_RECORDED INFORMATION:_
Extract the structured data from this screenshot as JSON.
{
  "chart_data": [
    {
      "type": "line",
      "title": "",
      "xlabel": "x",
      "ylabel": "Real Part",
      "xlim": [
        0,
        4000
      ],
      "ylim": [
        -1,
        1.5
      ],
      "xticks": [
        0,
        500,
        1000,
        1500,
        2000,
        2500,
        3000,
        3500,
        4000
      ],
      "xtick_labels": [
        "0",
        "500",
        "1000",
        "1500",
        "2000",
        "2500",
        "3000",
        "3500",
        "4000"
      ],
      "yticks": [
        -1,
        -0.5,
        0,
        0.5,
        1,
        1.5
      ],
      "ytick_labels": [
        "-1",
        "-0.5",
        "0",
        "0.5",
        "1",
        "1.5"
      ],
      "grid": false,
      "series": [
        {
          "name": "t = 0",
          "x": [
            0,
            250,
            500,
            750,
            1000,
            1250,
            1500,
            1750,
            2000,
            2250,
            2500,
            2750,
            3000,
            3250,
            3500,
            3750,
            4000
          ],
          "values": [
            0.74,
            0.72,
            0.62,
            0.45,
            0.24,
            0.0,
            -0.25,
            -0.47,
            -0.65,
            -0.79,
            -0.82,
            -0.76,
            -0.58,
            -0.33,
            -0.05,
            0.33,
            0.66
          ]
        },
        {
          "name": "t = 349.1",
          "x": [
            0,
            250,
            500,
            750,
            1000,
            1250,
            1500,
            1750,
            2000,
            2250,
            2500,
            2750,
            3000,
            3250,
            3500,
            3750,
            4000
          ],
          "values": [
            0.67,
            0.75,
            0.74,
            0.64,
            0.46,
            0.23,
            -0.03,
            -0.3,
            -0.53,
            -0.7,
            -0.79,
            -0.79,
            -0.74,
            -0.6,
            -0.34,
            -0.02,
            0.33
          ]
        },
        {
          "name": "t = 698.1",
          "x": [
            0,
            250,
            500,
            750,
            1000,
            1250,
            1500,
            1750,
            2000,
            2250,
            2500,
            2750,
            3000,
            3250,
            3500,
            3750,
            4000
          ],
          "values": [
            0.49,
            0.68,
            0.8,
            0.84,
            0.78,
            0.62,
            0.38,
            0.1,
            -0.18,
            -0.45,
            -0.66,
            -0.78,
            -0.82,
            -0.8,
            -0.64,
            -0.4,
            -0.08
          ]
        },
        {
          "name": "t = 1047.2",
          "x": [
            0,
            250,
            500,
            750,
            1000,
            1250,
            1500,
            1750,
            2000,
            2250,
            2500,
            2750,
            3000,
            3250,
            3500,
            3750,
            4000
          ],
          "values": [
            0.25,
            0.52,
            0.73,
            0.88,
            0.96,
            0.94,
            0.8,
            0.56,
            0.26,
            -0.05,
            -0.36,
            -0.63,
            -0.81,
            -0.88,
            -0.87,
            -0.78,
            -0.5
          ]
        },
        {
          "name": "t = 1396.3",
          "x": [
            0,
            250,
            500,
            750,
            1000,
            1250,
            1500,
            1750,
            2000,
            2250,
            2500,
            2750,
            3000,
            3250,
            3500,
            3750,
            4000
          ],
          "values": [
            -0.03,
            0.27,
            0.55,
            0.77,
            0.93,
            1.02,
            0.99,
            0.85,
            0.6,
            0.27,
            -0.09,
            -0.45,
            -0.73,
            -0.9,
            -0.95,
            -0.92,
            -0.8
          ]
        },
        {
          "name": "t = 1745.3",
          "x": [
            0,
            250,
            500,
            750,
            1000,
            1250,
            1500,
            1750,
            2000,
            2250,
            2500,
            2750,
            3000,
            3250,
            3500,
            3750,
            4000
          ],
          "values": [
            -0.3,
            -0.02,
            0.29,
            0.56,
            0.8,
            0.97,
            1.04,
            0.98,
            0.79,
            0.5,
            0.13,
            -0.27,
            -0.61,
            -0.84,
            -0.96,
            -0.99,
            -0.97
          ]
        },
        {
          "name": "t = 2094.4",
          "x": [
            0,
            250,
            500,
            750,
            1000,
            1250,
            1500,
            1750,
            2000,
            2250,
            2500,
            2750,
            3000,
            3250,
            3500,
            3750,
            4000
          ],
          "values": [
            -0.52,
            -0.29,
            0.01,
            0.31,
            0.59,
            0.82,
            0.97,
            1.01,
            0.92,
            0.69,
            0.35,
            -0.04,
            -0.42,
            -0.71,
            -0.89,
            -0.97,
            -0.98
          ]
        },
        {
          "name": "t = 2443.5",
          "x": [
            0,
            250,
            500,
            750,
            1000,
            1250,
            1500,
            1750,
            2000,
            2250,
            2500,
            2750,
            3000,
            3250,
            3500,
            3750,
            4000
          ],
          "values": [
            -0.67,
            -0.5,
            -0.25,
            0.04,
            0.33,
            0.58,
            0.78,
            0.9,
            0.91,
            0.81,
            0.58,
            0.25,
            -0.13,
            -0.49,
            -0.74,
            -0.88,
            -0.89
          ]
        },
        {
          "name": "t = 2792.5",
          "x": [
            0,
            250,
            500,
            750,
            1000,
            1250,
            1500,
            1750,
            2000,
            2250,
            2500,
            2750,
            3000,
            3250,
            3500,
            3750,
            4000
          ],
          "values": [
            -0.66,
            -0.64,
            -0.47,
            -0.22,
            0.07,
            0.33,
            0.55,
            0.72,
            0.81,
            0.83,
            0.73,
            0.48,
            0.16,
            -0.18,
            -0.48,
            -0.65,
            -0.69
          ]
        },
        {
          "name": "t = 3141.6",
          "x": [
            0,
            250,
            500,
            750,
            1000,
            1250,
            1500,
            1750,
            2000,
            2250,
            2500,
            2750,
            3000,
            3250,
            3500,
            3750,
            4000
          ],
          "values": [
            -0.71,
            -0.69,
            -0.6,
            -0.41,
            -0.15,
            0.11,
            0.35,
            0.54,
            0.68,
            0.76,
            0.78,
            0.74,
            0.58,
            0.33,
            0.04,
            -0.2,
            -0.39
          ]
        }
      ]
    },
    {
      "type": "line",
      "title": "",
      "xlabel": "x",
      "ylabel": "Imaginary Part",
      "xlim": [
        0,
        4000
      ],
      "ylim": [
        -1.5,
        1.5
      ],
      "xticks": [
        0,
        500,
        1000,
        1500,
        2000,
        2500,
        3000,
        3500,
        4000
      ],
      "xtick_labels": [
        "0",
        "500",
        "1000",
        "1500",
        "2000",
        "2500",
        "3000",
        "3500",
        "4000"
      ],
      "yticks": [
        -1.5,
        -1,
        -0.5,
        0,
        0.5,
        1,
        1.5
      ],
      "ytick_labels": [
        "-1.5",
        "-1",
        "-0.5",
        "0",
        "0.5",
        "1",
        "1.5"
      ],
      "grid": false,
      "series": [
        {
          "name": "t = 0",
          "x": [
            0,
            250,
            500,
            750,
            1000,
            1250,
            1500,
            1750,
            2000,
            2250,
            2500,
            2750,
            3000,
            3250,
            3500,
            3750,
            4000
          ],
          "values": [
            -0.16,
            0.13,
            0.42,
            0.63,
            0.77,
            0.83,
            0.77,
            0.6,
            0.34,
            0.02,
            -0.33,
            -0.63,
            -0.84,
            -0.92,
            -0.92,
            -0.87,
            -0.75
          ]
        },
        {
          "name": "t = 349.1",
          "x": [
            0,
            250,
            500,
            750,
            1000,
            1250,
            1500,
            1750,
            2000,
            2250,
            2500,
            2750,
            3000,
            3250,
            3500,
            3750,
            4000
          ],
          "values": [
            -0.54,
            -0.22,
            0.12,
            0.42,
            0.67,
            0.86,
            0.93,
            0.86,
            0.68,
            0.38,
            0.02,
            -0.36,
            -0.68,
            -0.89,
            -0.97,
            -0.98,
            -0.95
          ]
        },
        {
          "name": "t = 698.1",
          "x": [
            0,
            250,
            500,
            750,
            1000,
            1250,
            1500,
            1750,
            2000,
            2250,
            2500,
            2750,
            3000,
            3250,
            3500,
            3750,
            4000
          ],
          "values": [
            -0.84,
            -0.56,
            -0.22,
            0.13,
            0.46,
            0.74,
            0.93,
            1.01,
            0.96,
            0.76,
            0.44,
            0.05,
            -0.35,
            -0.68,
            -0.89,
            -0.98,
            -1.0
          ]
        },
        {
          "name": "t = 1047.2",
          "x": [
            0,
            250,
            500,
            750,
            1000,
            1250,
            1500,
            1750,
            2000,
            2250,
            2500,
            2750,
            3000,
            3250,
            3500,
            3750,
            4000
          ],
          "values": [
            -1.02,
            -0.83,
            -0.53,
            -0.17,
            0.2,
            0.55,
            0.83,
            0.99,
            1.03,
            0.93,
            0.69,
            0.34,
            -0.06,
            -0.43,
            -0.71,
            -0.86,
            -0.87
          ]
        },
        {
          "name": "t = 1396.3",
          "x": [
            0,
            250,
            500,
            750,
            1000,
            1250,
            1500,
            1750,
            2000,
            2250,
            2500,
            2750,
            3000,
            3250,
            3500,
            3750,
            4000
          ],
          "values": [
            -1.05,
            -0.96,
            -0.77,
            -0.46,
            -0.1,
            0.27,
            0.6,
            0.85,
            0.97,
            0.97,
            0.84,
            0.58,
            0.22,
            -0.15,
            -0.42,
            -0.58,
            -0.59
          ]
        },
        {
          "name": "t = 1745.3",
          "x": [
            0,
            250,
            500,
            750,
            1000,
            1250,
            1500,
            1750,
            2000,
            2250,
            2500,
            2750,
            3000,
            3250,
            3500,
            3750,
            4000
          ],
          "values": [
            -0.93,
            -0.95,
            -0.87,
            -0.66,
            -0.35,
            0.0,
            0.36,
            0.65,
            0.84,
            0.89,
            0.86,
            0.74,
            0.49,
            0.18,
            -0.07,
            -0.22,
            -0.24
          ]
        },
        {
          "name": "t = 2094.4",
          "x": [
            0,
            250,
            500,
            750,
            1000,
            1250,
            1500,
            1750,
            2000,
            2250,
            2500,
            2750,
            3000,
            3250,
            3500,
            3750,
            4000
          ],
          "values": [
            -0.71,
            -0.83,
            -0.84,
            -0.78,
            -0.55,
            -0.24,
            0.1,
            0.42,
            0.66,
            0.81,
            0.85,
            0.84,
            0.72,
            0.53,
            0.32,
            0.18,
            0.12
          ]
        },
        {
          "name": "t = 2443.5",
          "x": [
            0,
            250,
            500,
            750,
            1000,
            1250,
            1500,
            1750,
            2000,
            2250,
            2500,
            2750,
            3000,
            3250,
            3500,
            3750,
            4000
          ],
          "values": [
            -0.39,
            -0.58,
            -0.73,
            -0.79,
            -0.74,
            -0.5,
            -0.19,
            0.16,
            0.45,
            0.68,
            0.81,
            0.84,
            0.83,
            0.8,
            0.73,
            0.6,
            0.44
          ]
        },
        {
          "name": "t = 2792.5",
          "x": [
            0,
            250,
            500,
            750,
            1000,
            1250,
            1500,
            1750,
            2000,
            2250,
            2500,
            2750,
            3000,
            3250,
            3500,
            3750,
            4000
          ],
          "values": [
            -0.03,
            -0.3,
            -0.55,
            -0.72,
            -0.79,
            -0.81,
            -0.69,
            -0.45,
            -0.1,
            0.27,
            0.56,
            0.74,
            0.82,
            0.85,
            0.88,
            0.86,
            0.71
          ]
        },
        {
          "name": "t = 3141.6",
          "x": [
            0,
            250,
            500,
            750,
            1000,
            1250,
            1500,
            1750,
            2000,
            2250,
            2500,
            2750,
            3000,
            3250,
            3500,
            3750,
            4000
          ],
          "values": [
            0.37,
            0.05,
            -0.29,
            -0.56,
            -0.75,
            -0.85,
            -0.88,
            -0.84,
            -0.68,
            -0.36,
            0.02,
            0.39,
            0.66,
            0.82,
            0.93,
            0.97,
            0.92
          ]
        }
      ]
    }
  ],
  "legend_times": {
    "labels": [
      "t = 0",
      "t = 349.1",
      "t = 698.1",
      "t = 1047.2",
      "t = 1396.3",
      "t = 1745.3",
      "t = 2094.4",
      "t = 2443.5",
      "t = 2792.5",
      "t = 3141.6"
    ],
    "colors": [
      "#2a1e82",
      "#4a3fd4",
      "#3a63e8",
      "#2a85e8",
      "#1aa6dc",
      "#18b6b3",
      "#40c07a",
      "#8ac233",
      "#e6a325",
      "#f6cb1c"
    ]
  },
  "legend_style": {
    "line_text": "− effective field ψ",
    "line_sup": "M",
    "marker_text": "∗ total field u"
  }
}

_THE REQUEST:_
Report only the number of lines that hold the word "Part".

_EXERCISE OUTPUT:_
2